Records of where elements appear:
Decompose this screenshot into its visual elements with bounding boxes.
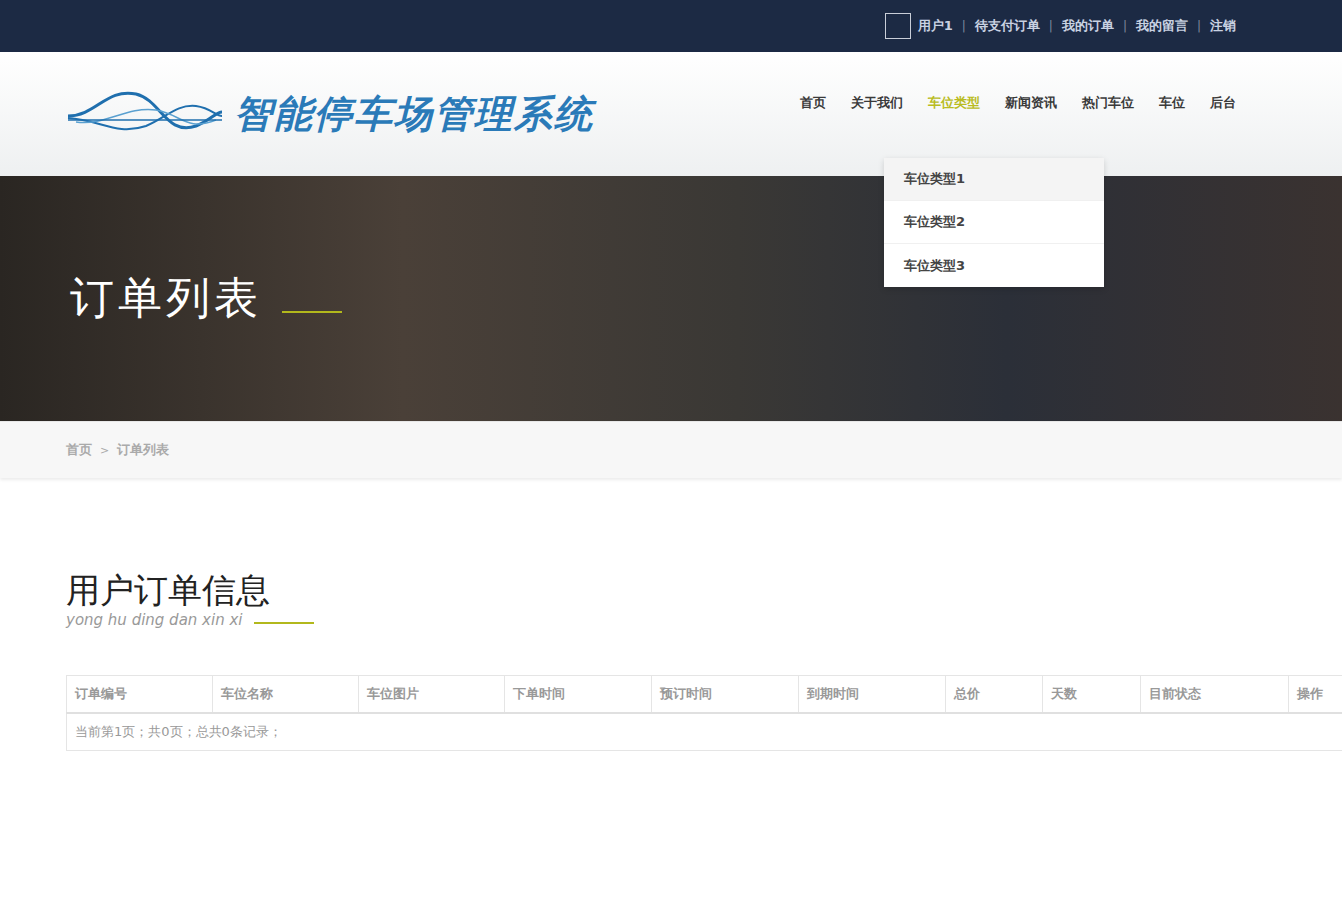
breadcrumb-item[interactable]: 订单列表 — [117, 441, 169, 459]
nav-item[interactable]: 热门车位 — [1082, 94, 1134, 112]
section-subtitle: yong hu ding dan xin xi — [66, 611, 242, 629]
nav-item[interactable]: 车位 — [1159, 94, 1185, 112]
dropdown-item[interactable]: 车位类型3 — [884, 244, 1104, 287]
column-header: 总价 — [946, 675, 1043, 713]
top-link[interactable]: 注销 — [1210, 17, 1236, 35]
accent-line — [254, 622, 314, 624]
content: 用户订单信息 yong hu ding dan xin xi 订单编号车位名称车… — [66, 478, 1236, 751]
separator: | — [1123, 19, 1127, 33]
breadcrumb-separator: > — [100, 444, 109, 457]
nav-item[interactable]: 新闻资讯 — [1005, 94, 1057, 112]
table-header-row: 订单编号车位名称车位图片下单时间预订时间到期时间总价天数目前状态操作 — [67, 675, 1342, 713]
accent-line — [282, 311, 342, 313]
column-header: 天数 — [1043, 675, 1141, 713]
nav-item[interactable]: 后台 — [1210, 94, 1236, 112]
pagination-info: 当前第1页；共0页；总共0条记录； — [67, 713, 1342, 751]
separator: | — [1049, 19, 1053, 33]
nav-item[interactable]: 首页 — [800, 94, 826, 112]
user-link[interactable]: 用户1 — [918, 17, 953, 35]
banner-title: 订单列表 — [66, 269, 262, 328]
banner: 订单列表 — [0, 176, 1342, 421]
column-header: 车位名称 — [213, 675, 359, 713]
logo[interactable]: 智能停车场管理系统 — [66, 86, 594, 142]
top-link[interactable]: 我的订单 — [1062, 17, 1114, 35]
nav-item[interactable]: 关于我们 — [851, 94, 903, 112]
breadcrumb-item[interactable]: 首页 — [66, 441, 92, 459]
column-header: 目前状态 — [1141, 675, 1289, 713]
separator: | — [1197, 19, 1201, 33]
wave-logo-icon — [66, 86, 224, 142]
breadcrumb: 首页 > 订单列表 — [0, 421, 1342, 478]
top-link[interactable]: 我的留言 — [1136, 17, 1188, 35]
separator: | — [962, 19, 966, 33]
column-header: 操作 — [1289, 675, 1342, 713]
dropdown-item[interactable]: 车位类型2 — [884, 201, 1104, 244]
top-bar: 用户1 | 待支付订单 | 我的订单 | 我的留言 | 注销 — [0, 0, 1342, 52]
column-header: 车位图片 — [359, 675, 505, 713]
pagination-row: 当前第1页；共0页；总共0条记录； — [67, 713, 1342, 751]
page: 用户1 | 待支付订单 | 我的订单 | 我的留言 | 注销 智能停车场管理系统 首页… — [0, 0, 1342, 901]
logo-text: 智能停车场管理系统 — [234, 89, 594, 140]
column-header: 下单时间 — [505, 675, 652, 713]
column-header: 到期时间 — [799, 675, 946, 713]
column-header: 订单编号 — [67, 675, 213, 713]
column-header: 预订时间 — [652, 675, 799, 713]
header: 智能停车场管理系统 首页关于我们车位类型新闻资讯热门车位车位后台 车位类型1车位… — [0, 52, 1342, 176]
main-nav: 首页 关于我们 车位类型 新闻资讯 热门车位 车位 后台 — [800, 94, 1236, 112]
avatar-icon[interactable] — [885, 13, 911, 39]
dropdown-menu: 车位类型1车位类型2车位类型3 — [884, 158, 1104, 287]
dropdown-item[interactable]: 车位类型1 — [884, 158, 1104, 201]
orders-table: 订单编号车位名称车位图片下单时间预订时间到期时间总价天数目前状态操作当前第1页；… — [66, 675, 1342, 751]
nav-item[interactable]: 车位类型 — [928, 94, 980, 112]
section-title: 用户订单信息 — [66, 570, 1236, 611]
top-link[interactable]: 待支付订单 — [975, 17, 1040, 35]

▸ **Exercise requirements**:
Update the records above by changing every "nav-item" to "menu-link" and keeping everything else the same. Omit the pictures from your answer.

▸ **Exercise output**:
Decompose this screenshot into its visual elements with bounding boxes.
breadcrumb-item[interactable]: 订单列表 — [117, 441, 169, 459]
menu-link[interactable]: 热门车位 — [1082, 94, 1134, 112]
section-subtitle: yong hu ding dan xin xi — [66, 611, 242, 629]
menu-link[interactable]: 车位 — [1159, 94, 1185, 112]
dropdown-item[interactable]: 车位类型3 — [884, 244, 1104, 287]
column-header: 总价 — [946, 675, 1043, 713]
top-link[interactable]: 注销 — [1210, 17, 1236, 35]
accent-line — [254, 622, 314, 624]
content: 用户订单信息 yong hu ding dan xin xi 订单编号车位名称车… — [66, 478, 1236, 751]
separator: | — [1123, 19, 1127, 33]
breadcrumb-separator: > — [100, 444, 109, 457]
menu-link[interactable]: 新闻资讯 — [1005, 94, 1057, 112]
table-header-row: 订单编号车位名称车位图片下单时间预订时间到期时间总价天数目前状态操作 — [67, 675, 1342, 713]
accent-line — [282, 311, 342, 313]
column-header: 天数 — [1043, 675, 1141, 713]
menu-link[interactable]: 后台 — [1210, 94, 1236, 112]
pagination-info: 当前第1页；共0页；总共0条记录； — [67, 713, 1342, 751]
separator: | — [1049, 19, 1053, 33]
menu-link[interactable]: 首页 — [800, 94, 826, 112]
user-link[interactable]: 用户1 — [918, 17, 953, 35]
banner-title: 订单列表 — [66, 269, 262, 328]
banner: 订单列表 — [0, 176, 1342, 421]
column-header: 车位名称 — [213, 675, 359, 713]
logo[interactable]: 智能停车场管理系统 — [66, 86, 594, 142]
top-link[interactable]: 我的订单 — [1062, 17, 1114, 35]
menu-link[interactable]: 关于我们 — [851, 94, 903, 112]
breadcrumb-item[interactable]: 首页 — [66, 441, 92, 459]
column-header: 目前状态 — [1141, 675, 1289, 713]
separator: | — [1197, 19, 1201, 33]
wave-logo-icon — [66, 86, 224, 142]
breadcrumb: 首页 > 订单列表 — [0, 421, 1342, 478]
top-link[interactable]: 我的留言 — [1136, 17, 1188, 35]
separator: | — [962, 19, 966, 33]
column-header: 操作 — [1289, 675, 1342, 713]
dropdown-item[interactable]: 车位类型2 — [884, 201, 1104, 244]
top-bar: 用户1 | 待支付订单 | 我的订单 | 我的留言 | 注销 — [0, 0, 1342, 52]
column-header: 车位图片 — [359, 675, 505, 713]
pagination-row: 当前第1页；共0页；总共0条记录； — [67, 713, 1342, 751]
page: 用户1 | 待支付订单 | 我的订单 | 我的留言 | 注销 智能停车场管理系统 首页… — [0, 0, 1342, 901]
logo-text: 智能停车场管理系统 — [234, 89, 594, 140]
column-header: 下单时间 — [505, 675, 652, 713]
column-header: 到期时间 — [799, 675, 946, 713]
column-header: 订单编号 — [67, 675, 213, 713]
column-header: 预订时间 — [652, 675, 799, 713]
header: 智能停车场管理系统 首页关于我们车位类型新闻资讯热门车位车位后台 车位类型1车位… — [0, 52, 1342, 176]
main-nav: 首页 关于我们 车位类型 新闻资讯 热门车位 车位 后台 — [800, 94, 1236, 112]
avatar-icon[interactable] — [885, 13, 911, 39]
dropdown-menu: 车位类型1车位类型2车位类型3 — [884, 158, 1104, 287]
dropdown-item[interactable]: 车位类型1 — [884, 158, 1104, 201]
orders-table: 订单编号车位名称车位图片下单时间预订时间到期时间总价天数目前状态操作当前第1页；… — [66, 675, 1342, 751]
menu-link[interactable]: 车位类型 — [928, 94, 980, 112]
section-title: 用户订单信息 — [66, 570, 1236, 611]
top-link[interactable]: 待支付订单 — [975, 17, 1040, 35]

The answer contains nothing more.